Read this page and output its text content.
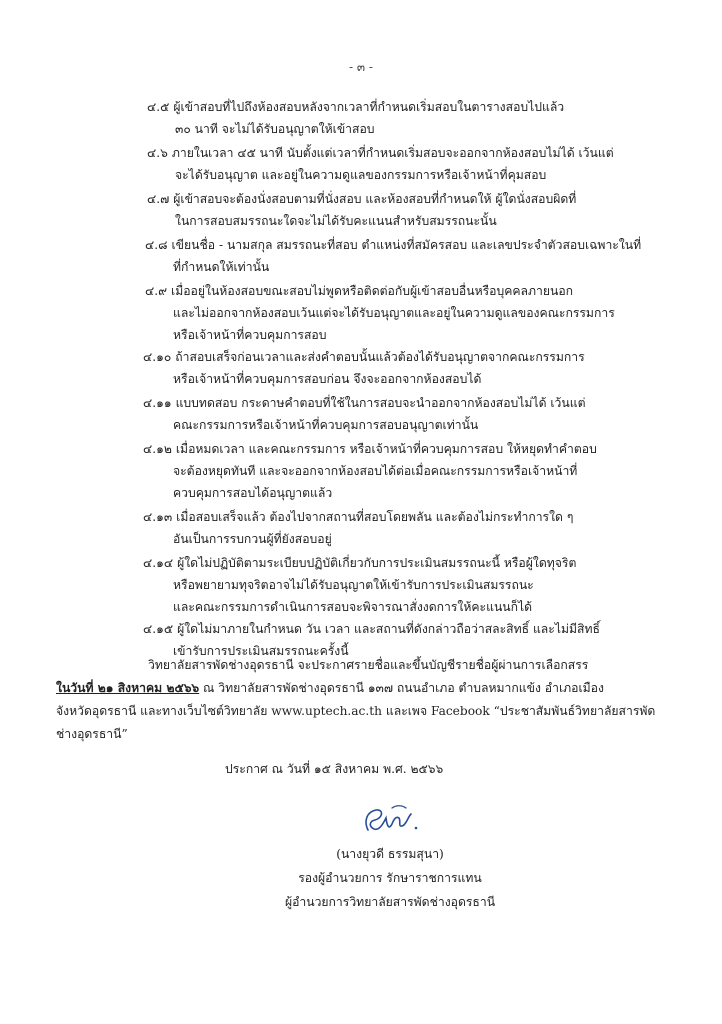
- ๓ -
๔.๕ ผู้เข้าสอบที่ไปถึงห้องสอบหลังจากเวลาที่กำหนดเริ่มสอบในตารางสอบไปแล้ว
๓๐ นาที จะไม่ได้รับอนุญาตให้เข้าสอบ
๔.๖ ภายในเวลา ๔๕ นาที นับตั้งแต่เวลาที่กำหนดเริ่มสอบจะออกจากห้องสอบไม่ได้ เว้นแต่
จะได้รับอนุญาต และอยู่ในความดูแลของกรรมการหรือเจ้าหน้าที่คุมสอบ
๔.๗ ผู้เข้าสอบจะต้องนั่งสอบตามที่นั่งสอบ และห้องสอบที่กำหนดให้ ผู้ใดนั่งสอบผิดที่
ในการสอบสมรรถนะใดจะไม่ได้รับคะแนนสำหรับสมรรถนะนั้น
๔.๘ เขียนชื่อ - นามสกุล สมรรถนะที่สอบ ตำแหน่งที่สมัครสอบ และเลขประจำตัวสอบเฉพาะในที่
ที่กำหนดให้เท่านั้น
๔.๙ เมื่ออยู่ในห้องสอบขณะสอบไม่พูดหรือติดต่อกับผู้เข้าสอบอื่นหรือบุคคลภายนอก
และไม่ออกจากห้องสอบเว้นแต่จะได้รับอนุญาตและอยู่ในความดูแลของคณะกรรมการ
หรือเจ้าหน้าที่ควบคุมการสอบ
๔.๑๐ ถ้าสอบเสร็จก่อนเวลาและส่งคำตอบนั้นแล้วต้องได้รับอนุญาตจากคณะกรรมการ
หรือเจ้าหน้าที่ควบคุมการสอบก่อน จึงจะออกจากห้องสอบได้
๔.๑๑ แบบทดสอบ กระดาษคำตอบที่ใช้ในการสอบจะนำออกจากห้องสอบไม่ได้ เว้นแต่
คณะกรรมการหรือเจ้าหน้าที่ควบคุมการสอบอนุญาตเท่านั้น
๔.๑๒ เมื่อหมดเวลา และคณะกรรมการ หรือเจ้าหน้าที่ควบคุมการสอบ ให้หยุดทำคำตอบ
จะต้องหยุดทันที และจะออกจากห้องสอบได้ต่อเมื่อคณะกรรมการหรือเจ้าหน้าที่
ควบคุมการสอบได้อนุญาตแล้ว
๔.๑๓ เมื่อสอบเสร็จแล้ว ต้องไปจากสถานที่สอบโดยพลัน และต้องไม่กระทำการใด ๆ
อันเป็นการรบกวนผู้ที่ยังสอบอยู่
๔.๑๔ ผู้ใดไม่ปฏิบัติตามระเบียบปฏิบัติเกี่ยวกับการประเมินสมรรถนะนี้ หรือผู้ใดทุจริต
หรือพยายามทุจริตอาจไม่ได้รับอนุญาตให้เข้ารับการประเมินสมรรถนะ
และคณะกรรมการดำเนินการสอบจะพิจารณาสั่งงดการให้คะแนนก็ได้
๔.๑๕ ผู้ใดไม่มาภายในกำหนด วัน เวลา และสถานที่ดังกล่าวถือว่าสละสิทธิ์ และไม่มีสิทธิ์
เข้ารับการประเมินสมรรถนะครั้งนี้
วิทยาลัยสารพัดช่างอุดรธานี จะประกาศรายชื่อและขึ้นบัญชีรายชื่อผู้ผ่านการเลือกสรร
ในวันที่ ๒๑ สิงหาคม ๒๕๖๖ ณ วิทยาลัยสารพัดช่างอุดรธานี ๑๓๗ ถนนอำเภอ ตำบลหมากแข้ง อำเภอเมือง
จังหวัดอุดรธานี และทางเว็บไซต์วิทยาลัย www.uptech.ac.th และเพจ Facebook “ประชาสัมพันธ์วิทยาลัยสารพัด
ช่างอุดรธานี”
ประกาศ ณ วันที่ ๑๕ สิงหาคม พ.ศ. ๒๕๖๖
(นางยุวดี ธรรมสุนา)
รองผู้อำนวยการ รักษาราชการแทน
ผู้อำนวยการวิทยาลัยสารพัดช่างอุดรธานี
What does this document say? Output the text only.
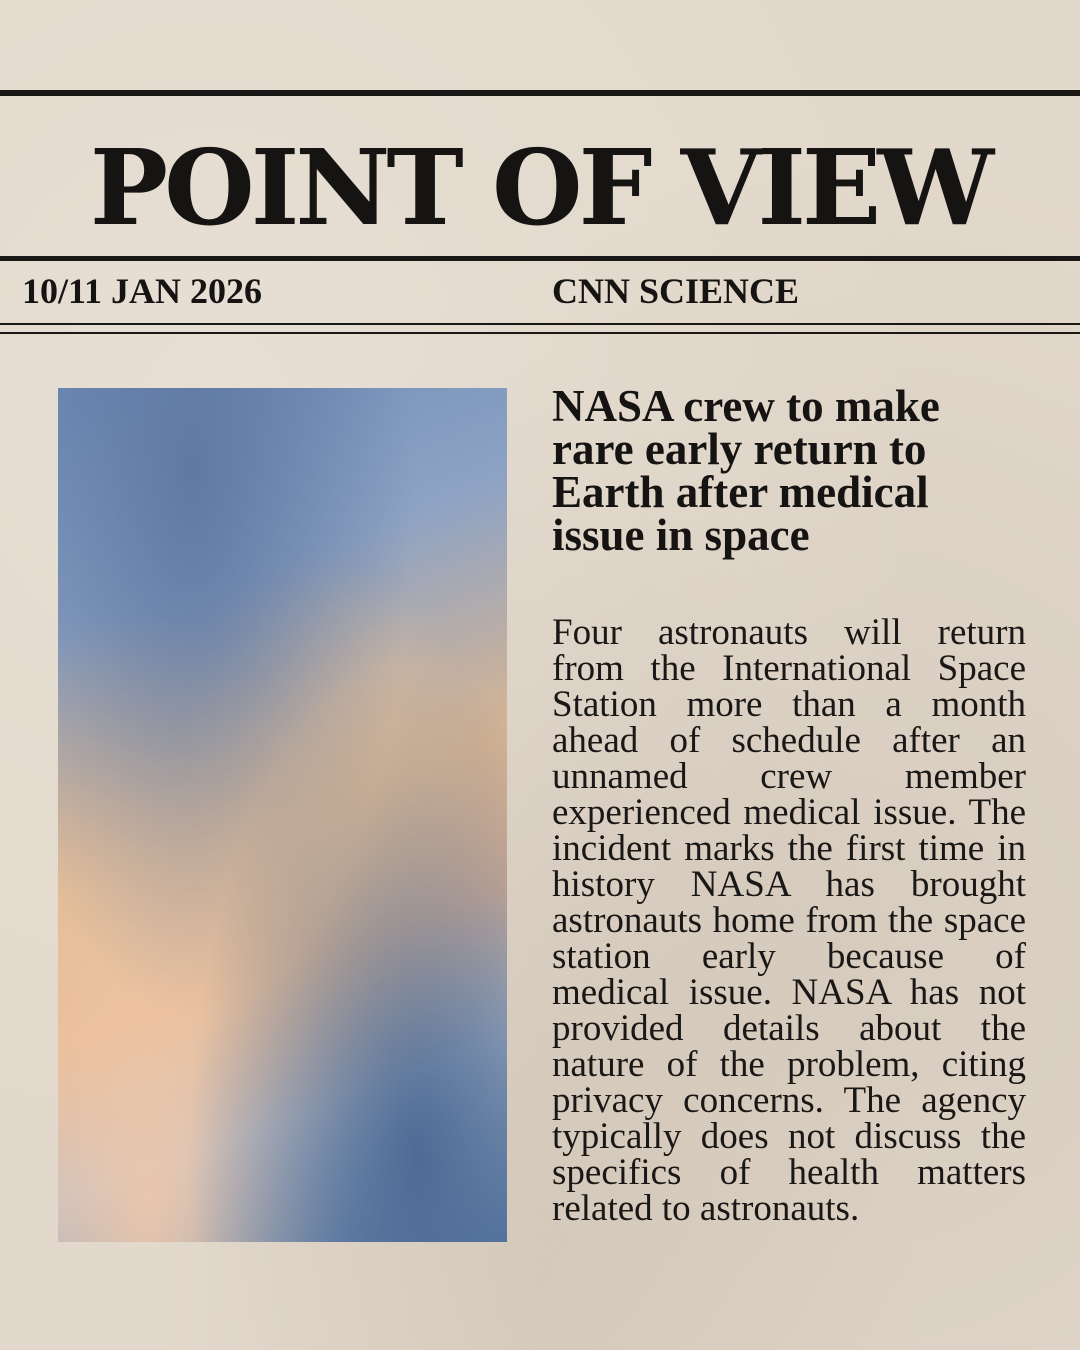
POINT OF VIEW
10/11 JAN 2026	CNN SCIENCE
NASA crew to make rare early return to Earth after medical issue in space

Four astronauts will return from the International Space Station more than a month ahead of schedule after an unnamed crew member experienced medical issue. The incident marks the first time in history NASA has brought astronauts home from the space station early because of medical issue. NASA has not provided details about the nature of the problem, citing privacy concerns. The agency typically does not discuss the specifics of health matters related to astronauts.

_ _ _ _

*Prompt*.
Copy all the lines above that hold the string "กำหนดเร".

*Answer in full*.
๔.๕ ผู้เข้าสอบที่ไปถึงห้องสอบหลังจากเวลาที่กำหนดเริ่มสอบในตารางสอบไปแล้ว
๔.๖ ภายในเวลา ๔๕ นาที นับตั้งแต่เวลาที่กำหนดเริ่มสอบจะออกจากห้องสอบไม่ได้ เว้นแต่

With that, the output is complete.